■ WHAT YOU HAVE TO DO
Omit the pictures, please, and give each record below again exactly.

■ DATA FOR PROCESSING
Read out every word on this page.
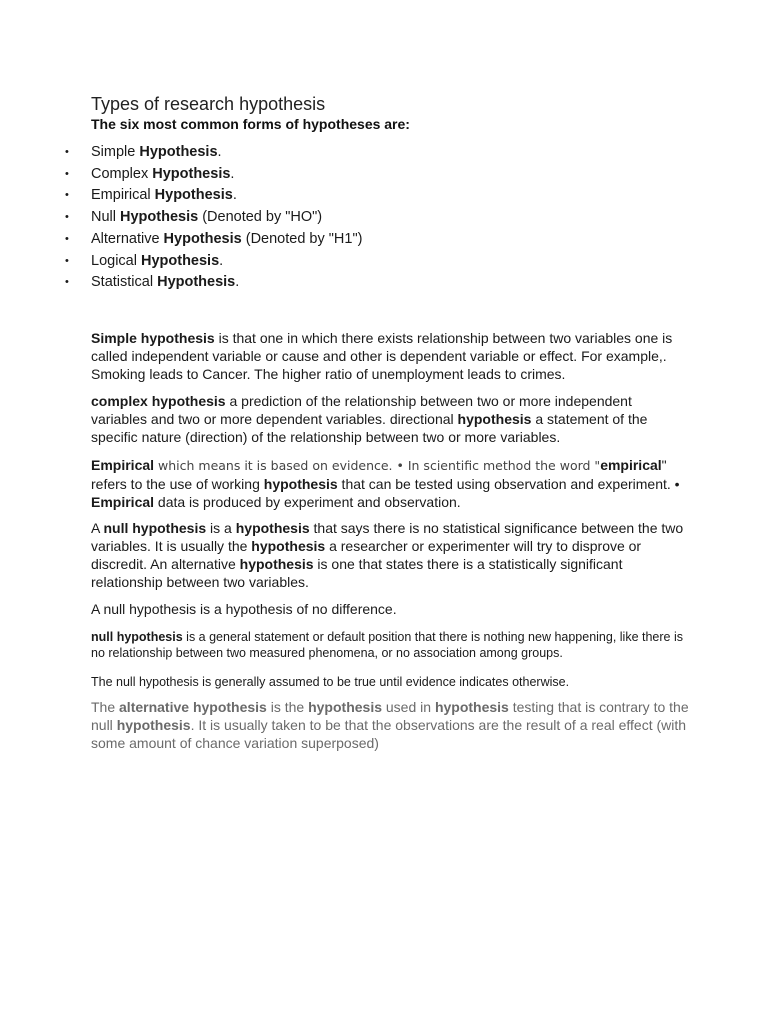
Types of research hypothesis

The six most common forms of hypotheses are:

• Simple Hypothesis.
• Complex Hypothesis.
• Empirical Hypothesis.
• Null Hypothesis (Denoted by "HO")
• Alternative Hypothesis (Denoted by "H1")
• Logical Hypothesis.
• Statistical Hypothesis.

Simple hypothesis is that one in which there exists relationship between two variables one is called independent variable or cause and other is dependent variable or effect. For example,. Smoking leads to Cancer. The higher ratio of unemployment leads to crimes.

complex hypothesis a prediction of the relationship between two or more independent variables and two or more dependent variables. directional hypothesis a statement of the specific nature (direction) of the relationship between two or more variables.

Empirical which means it is based on evidence. • In scientific method the word "empirical" refers to the use of working hypothesis that can be tested using observation and experiment. • Empirical data is produced by experiment and observation.

A null hypothesis is a hypothesis that says there is no statistical significance between the two variables. It is usually the hypothesis a researcher or experimenter will try to disprove or discredit. An alternative hypothesis is one that states there is a statistically significant relationship between two variables.

A null hypothesis is a hypothesis of no difference.

null hypothesis is a general statement or default position that there is nothing new happening, like there is no relationship between two measured phenomena, or no association among groups.

The null hypothesis is generally assumed to be true until evidence indicates otherwise.

The alternative hypothesis is the hypothesis used in hypothesis testing that is contrary to the null hypothesis. It is usually taken to be that the observations are the result of a real effect (with some amount of chance variation superposed)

■ TASK RESPONSE
Read out every word on this page.
Types of research hypothesis

The six most common forms of hypotheses are:

• Simple Hypothesis.
• Complex Hypothesis.
• Empirical Hypothesis.
• Null Hypothesis (Denoted by "HO")
• Alternative Hypothesis (Denoted by "H1")
• Logical Hypothesis.
• Statistical Hypothesis.

Simple hypothesis is that one in which there exists relationship between two variables one is called independent variable or cause and other is dependent variable or effect. For example,. Smoking leads to Cancer. The higher ratio of unemployment leads to crimes.

complex hypothesis a prediction of the relationship between two or more independent variables and two or more dependent variables. directional hypothesis a statement of the specific nature (direction) of the relationship between two or more variables.

Empirical which means it is based on evidence. • In scientific method the word "empirical" refers to the use of working hypothesis that can be tested using observation and experiment. • Empirical data is produced by experiment and observation.

A null hypothesis is a hypothesis that says there is no statistical significance between the two variables. It is usually the hypothesis a researcher or experimenter will try to disprove or discredit. An alternative hypothesis is one that states there is a statistically significant relationship between two variables.

A null hypothesis is a hypothesis of no difference.

null hypothesis is a general statement or default position that there is nothing new happening, like there is no relationship between two measured phenomena, or no association among groups.

The null hypothesis is generally assumed to be true until evidence indicates otherwise.

The alternative hypothesis is the hypothesis used in hypothesis testing that is contrary to the null hypothesis. It is usually taken to be that the observations are the result of a real effect (with some amount of chance variation superposed)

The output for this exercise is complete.